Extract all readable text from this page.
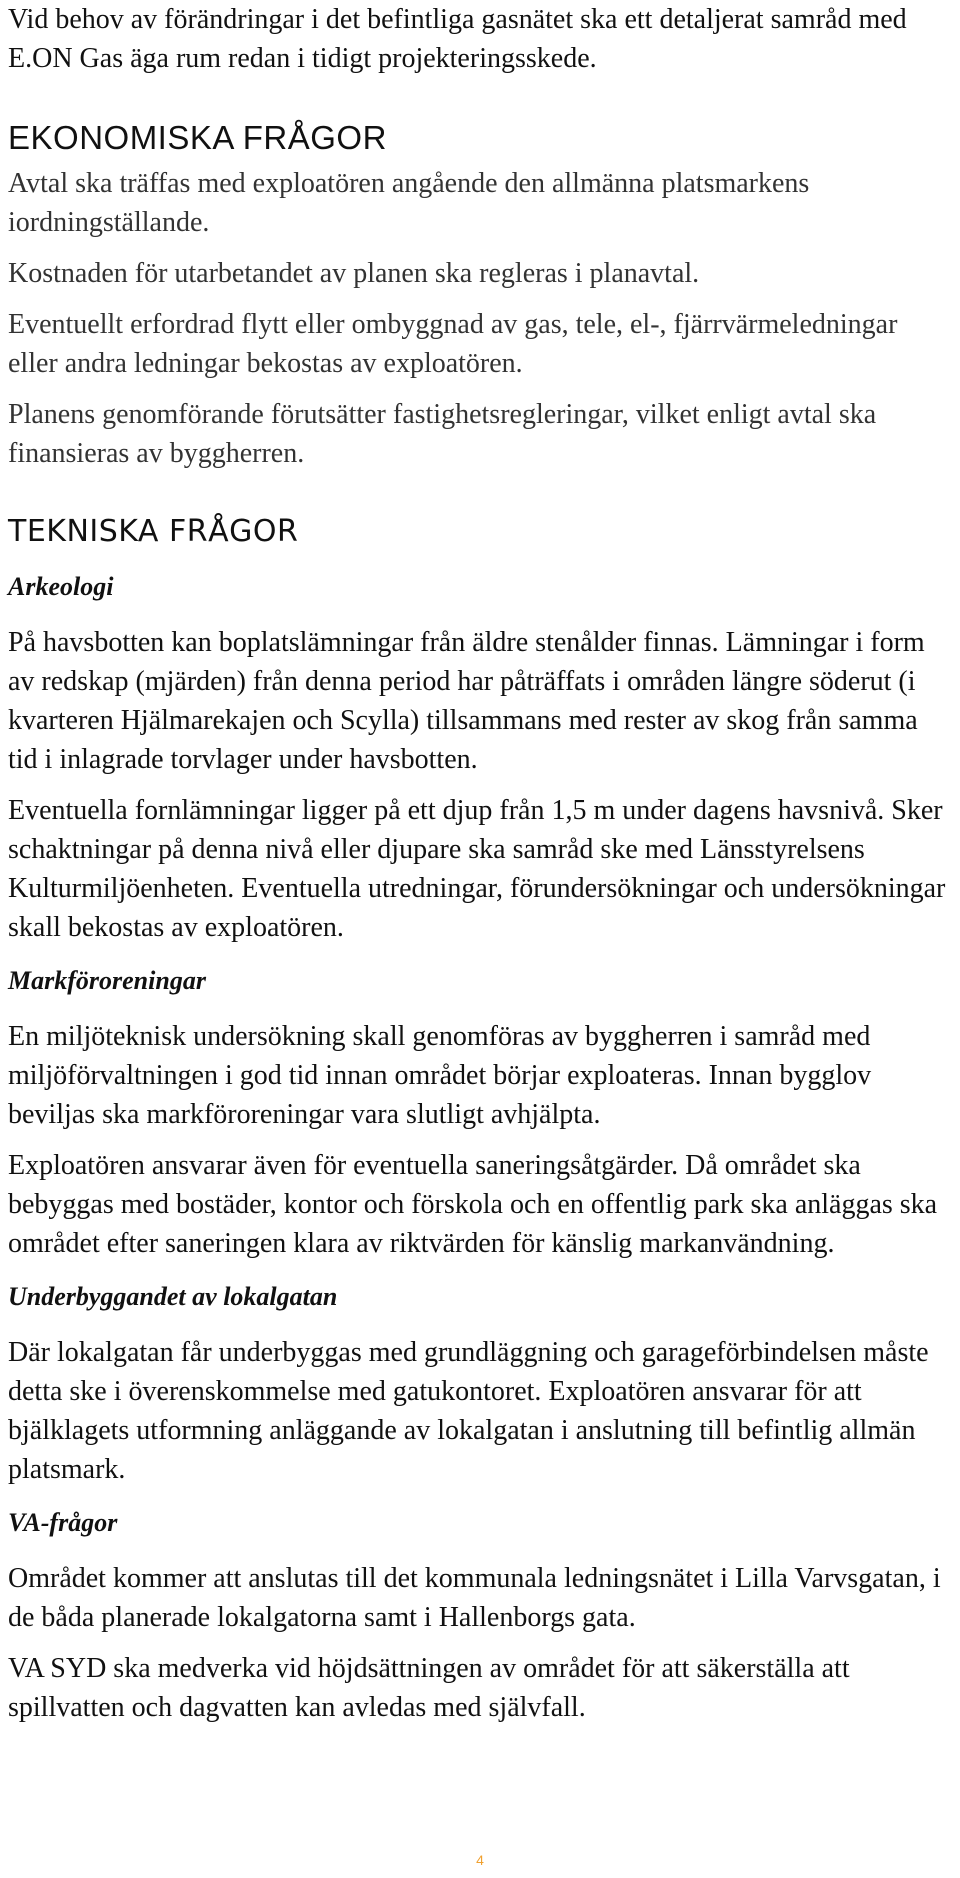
Vid behov av förändringar i det befintliga gasnätet ska ett detaljerat samråd med E.ON Gas äga rum redan i tidigt projekteringsskede.

EKONOMISKA FRÅGOR

Avtal ska träffas med exploatören angående den allmänna platsmarkens iordningställande.

Kostnaden för utarbetandet av planen ska regleras i planavtal.

Eventuellt erfordrad flytt eller ombyggnad av gas, tele, el-, fjärrvärmeledningar eller andra ledningar bekostas av exploatören.

Planens genomförande förutsätter fastighetsregleringar, vilket enligt avtal ska finansieras av byggherren.

TEKNISKA FRÅGOR
Arkeologi

På havsbotten kan boplatslämningar från äldre stenålder finnas. Lämningar i form av redskap (mjärden) från denna period har påträffats i områden längre söderut (i kvarteren Hjälmarekajen och Scylla) tillsammans med rester av skog från samma tid i inlagrade torvlager under havsbotten.

Eventuella fornlämningar ligger på ett djup från 1,5 m under dagens havsnivå. Sker schaktningar på denna nivå eller djupare ska samråd ske med Länsstyrelsens Kulturmiljöenheten. Eventuella utredningar, förundersökningar och undersökningar skall bekostas av exploatören.

Markföroreningar

En miljöteknisk undersökning skall genomföras av byggherren i samråd med miljöförvaltningen i god tid innan området börjar exploateras. Innan bygglov beviljas ska markföroreningar vara slutligt avhjälpta.

Exploatören ansvarar även för eventuella saneringsåtgärder. Då området ska bebyggas med bostäder, kontor och förskola och en offentlig park ska anläggas ska området efter saneringen klara av riktvärden för känslig markanvändning.

Underbyggandet av lokalgatan

Där lokalgatan får underbyggas med grundläggning och garageförbindelsen måste detta ske i överenskommelse med gatukontoret. Exploatören ansvarar för att bjälklagets utformning anläggande av lokalgatan i anslutning till befintlig allmän platsmark.

VA-frågor

Området kommer att anslutas till det kommunala ledningsnätet i Lilla Varvsgatan, i de båda planerade lokalgatorna samt i Hallenborgs gata.

VA SYD ska medverka vid höjdsättningen av området för att säkerställa att spillvatten och dagvatten kan avledas med självfall.

4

## Directions for this task
Pick each line holding the word "byggherren" out of the data and copy it.

## Solution to this exercise
Planens genomförande förutsätter fastighetsregleringar, vilket enligt avtal ska finansieras av byggherren.
En miljöteknisk undersökning skall genomföras av byggherren i samråd med miljöförvaltningen i god tid innan området börjar exploateras. Innan bygglov beviljas ska markföroreningar vara slutligt avhjälpta.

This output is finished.